- _Objective_
Pull out every line of the listing below that contains the string "field". Case counts.

- _Supplied data_
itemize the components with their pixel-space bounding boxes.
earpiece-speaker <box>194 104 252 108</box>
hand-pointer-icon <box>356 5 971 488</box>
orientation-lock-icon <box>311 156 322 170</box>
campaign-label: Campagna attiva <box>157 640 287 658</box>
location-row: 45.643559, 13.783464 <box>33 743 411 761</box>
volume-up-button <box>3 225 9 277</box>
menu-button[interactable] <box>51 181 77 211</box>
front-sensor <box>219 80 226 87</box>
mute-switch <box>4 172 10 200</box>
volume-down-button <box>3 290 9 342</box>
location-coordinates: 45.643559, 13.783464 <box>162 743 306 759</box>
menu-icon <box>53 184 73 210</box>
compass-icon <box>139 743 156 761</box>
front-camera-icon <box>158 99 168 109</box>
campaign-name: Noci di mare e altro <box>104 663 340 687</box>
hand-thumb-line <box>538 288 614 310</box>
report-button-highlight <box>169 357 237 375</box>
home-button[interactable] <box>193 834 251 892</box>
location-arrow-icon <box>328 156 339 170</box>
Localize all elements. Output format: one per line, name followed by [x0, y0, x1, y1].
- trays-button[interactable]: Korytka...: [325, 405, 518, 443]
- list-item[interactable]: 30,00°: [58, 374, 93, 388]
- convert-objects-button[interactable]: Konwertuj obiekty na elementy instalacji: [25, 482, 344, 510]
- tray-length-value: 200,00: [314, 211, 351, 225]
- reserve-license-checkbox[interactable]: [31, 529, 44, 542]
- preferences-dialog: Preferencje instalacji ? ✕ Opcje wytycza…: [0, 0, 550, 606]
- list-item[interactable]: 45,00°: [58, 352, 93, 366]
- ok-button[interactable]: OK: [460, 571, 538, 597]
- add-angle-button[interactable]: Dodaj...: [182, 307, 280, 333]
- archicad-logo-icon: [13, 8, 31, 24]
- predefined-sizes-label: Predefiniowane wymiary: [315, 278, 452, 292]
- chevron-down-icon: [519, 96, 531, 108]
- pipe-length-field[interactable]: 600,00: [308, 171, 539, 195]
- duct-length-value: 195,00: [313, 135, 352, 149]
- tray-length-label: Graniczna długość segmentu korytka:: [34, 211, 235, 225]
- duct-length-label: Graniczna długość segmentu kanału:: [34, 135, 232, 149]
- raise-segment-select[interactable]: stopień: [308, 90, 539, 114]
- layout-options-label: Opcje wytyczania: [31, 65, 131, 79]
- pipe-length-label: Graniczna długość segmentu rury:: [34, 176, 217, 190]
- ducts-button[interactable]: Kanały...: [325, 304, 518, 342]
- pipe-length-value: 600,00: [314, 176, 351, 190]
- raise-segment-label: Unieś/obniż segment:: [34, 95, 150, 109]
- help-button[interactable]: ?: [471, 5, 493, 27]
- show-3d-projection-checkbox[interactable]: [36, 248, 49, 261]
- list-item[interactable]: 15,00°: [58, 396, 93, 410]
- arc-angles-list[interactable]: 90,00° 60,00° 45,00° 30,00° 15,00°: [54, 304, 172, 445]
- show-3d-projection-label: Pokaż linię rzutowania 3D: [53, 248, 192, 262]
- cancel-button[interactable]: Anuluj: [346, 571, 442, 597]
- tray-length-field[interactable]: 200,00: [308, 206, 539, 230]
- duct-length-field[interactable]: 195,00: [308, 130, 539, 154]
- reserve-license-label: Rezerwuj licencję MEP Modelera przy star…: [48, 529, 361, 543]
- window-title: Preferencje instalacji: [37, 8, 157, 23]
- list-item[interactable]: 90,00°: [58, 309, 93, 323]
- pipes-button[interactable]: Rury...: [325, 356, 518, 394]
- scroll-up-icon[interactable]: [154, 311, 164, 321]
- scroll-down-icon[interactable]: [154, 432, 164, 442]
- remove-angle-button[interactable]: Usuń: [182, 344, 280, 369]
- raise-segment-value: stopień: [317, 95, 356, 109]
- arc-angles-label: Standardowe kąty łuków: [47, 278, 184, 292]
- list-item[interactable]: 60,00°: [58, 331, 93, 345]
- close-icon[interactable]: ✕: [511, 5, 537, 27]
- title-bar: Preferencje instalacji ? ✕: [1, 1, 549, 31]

- _Full output_
- pipe-length-field[interactable]: 600,00: [308, 171, 539, 195]
- tray-length-field[interactable]: 200,00: [308, 206, 539, 230]
- duct-length-field[interactable]: 195,00: [308, 130, 539, 154]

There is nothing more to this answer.